Directive
Review the listing and copy each line that holds the word "slope".

Available data

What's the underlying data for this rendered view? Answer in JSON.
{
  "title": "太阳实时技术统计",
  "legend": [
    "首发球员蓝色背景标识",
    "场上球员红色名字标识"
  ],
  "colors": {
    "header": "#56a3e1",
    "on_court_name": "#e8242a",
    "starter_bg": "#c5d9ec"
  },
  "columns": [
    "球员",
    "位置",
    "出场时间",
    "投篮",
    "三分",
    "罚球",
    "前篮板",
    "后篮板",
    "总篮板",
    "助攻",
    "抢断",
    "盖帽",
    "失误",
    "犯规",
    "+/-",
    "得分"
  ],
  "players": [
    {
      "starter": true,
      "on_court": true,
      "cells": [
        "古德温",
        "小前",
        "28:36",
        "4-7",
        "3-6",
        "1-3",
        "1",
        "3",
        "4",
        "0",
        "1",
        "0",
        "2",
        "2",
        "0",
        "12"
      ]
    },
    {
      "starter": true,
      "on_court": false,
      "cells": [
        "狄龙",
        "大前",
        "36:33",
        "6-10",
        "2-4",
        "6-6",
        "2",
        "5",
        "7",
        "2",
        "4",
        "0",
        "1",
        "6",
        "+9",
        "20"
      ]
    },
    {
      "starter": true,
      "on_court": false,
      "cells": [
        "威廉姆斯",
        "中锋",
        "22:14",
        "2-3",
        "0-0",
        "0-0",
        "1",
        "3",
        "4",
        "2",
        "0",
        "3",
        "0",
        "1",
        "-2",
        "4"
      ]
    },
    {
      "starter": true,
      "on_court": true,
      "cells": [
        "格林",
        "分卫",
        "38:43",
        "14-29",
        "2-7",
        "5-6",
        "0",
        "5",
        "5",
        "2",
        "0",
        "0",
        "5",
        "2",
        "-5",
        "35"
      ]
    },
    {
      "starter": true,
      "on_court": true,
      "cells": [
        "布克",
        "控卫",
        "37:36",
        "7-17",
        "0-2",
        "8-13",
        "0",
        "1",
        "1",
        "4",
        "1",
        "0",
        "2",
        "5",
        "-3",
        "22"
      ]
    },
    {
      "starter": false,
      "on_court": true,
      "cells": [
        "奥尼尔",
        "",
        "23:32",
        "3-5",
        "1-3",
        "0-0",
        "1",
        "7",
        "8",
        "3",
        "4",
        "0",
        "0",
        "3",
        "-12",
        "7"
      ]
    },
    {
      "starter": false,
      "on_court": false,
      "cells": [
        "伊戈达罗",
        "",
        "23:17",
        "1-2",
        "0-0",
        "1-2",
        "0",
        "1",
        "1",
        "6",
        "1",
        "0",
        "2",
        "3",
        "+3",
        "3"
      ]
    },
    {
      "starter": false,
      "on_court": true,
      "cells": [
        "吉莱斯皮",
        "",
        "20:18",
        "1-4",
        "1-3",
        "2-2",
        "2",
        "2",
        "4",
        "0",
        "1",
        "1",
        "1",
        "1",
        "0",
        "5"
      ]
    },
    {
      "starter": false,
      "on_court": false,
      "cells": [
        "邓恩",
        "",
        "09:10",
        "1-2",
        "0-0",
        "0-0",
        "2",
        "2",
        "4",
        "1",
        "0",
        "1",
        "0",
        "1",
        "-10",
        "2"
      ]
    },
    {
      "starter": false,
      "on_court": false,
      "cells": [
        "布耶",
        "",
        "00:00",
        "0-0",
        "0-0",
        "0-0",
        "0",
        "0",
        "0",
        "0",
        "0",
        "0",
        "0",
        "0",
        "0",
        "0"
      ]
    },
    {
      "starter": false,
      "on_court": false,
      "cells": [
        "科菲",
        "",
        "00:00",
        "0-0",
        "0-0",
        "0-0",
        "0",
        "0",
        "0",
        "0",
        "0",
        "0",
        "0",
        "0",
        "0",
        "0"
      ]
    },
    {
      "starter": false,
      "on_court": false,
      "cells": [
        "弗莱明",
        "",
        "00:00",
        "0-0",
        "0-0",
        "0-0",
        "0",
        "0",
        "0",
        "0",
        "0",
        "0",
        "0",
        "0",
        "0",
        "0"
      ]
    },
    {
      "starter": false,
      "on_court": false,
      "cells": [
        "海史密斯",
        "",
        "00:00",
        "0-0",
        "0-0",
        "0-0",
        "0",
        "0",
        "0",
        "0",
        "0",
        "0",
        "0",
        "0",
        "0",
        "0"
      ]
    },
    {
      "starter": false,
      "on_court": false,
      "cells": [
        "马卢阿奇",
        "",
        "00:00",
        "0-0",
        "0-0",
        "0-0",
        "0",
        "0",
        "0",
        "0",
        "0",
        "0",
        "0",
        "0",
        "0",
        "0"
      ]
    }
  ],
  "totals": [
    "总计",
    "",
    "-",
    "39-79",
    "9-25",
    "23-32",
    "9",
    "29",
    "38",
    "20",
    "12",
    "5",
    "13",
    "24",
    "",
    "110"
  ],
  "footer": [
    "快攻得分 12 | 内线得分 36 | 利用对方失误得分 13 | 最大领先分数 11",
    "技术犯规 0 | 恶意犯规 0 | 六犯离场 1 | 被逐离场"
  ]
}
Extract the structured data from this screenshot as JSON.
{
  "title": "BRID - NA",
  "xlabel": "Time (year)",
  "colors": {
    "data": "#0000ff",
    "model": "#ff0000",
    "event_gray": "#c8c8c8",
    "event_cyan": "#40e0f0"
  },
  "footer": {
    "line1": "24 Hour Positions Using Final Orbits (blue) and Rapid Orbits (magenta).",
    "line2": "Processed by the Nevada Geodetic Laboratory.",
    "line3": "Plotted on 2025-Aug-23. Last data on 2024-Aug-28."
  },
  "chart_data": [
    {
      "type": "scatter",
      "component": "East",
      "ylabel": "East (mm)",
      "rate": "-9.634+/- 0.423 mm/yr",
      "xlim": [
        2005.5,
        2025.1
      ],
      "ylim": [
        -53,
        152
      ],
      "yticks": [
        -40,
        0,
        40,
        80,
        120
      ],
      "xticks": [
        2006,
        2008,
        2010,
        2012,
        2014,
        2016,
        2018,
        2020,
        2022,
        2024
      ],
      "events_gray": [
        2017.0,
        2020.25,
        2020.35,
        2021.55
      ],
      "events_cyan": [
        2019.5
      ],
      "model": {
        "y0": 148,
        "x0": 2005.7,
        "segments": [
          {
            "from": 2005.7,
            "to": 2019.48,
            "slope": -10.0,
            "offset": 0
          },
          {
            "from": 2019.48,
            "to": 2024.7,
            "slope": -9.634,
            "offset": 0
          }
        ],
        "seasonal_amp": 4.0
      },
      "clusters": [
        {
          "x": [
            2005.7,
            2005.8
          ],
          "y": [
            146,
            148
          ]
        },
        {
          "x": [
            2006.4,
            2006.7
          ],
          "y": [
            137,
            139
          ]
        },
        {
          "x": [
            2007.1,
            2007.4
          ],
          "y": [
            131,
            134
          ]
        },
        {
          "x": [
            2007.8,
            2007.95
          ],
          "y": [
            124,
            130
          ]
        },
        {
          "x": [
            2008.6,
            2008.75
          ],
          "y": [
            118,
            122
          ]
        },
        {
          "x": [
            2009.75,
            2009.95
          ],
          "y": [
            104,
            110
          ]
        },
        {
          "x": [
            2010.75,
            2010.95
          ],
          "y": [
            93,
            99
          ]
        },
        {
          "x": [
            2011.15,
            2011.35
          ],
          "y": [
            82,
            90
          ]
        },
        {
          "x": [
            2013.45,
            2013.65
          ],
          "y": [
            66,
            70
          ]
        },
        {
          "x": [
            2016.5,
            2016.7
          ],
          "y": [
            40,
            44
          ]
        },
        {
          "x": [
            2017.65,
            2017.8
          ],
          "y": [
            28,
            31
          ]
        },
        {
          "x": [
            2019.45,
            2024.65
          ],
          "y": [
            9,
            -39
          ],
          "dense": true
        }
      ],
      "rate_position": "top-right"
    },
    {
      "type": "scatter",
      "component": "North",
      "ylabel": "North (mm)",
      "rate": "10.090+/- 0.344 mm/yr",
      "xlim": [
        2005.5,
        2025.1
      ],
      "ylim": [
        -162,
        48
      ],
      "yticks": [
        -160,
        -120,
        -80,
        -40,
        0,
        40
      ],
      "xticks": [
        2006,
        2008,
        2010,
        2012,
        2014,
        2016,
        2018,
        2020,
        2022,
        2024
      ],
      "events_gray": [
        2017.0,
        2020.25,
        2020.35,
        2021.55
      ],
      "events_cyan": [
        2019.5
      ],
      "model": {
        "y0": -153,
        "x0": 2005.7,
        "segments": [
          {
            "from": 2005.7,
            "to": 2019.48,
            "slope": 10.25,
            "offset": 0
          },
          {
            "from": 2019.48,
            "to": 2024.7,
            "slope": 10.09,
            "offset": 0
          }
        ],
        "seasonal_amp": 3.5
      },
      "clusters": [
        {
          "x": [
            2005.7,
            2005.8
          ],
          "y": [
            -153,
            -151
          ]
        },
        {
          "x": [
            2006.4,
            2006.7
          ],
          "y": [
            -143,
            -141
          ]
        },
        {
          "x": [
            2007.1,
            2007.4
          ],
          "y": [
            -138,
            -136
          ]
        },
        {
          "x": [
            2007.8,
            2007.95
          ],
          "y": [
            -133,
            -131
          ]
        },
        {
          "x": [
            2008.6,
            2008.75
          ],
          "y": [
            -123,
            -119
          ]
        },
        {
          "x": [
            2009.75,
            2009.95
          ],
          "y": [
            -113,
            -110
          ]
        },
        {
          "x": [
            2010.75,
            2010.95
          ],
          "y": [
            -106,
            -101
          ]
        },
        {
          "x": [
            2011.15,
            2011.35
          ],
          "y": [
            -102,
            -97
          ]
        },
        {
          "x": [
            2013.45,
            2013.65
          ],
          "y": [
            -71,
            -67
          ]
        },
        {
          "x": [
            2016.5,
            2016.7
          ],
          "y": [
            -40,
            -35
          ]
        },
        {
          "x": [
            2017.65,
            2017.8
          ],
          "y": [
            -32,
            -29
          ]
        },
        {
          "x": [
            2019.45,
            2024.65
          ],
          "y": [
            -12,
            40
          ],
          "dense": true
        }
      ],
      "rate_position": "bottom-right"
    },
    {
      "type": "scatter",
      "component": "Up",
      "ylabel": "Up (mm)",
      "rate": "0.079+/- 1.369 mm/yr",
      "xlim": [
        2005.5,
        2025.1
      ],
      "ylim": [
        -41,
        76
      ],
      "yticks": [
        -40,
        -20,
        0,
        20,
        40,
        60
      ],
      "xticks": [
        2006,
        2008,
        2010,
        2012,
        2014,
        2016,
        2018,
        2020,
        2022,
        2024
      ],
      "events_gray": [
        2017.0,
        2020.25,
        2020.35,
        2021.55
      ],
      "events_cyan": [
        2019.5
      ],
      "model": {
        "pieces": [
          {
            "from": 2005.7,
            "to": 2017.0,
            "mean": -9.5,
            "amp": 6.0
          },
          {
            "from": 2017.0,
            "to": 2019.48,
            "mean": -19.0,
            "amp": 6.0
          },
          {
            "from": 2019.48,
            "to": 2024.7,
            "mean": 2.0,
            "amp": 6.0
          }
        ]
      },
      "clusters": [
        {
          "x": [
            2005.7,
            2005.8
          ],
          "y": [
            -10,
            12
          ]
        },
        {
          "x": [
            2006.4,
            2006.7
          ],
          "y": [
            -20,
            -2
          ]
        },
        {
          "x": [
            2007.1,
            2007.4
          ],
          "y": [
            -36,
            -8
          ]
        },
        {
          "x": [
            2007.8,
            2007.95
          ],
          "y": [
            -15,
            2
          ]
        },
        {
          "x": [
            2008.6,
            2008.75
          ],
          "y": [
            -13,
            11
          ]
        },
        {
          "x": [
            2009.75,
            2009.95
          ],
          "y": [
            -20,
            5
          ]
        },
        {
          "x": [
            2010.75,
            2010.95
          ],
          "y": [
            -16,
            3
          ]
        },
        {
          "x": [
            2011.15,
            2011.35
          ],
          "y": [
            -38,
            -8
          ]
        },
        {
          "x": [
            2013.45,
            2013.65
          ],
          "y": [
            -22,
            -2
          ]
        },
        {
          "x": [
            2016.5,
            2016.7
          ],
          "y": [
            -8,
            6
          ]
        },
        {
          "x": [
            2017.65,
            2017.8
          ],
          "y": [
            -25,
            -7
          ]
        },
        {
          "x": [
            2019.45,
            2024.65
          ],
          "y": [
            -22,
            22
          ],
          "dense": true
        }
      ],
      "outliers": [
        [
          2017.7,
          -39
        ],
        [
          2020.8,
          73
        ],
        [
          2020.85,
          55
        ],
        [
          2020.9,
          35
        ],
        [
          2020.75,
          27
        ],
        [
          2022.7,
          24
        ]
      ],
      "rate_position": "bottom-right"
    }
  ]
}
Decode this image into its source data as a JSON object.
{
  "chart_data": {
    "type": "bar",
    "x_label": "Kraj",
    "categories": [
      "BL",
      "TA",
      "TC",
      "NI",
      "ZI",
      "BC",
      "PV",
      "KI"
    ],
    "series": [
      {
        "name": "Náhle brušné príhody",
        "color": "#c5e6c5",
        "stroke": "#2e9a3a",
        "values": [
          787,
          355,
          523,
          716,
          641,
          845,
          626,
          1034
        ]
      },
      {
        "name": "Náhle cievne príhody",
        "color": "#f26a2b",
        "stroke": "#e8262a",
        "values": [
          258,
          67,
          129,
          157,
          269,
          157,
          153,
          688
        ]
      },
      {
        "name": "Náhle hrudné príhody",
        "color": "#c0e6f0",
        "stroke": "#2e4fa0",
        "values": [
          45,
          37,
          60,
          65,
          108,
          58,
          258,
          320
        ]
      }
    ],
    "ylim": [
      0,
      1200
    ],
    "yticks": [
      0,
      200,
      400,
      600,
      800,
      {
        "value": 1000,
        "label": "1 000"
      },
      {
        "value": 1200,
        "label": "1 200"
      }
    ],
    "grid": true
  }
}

Correct output
            "slope": -10.0,
            "slope": -9.634,
            "slope": 10.25,
            "slope": 10.09,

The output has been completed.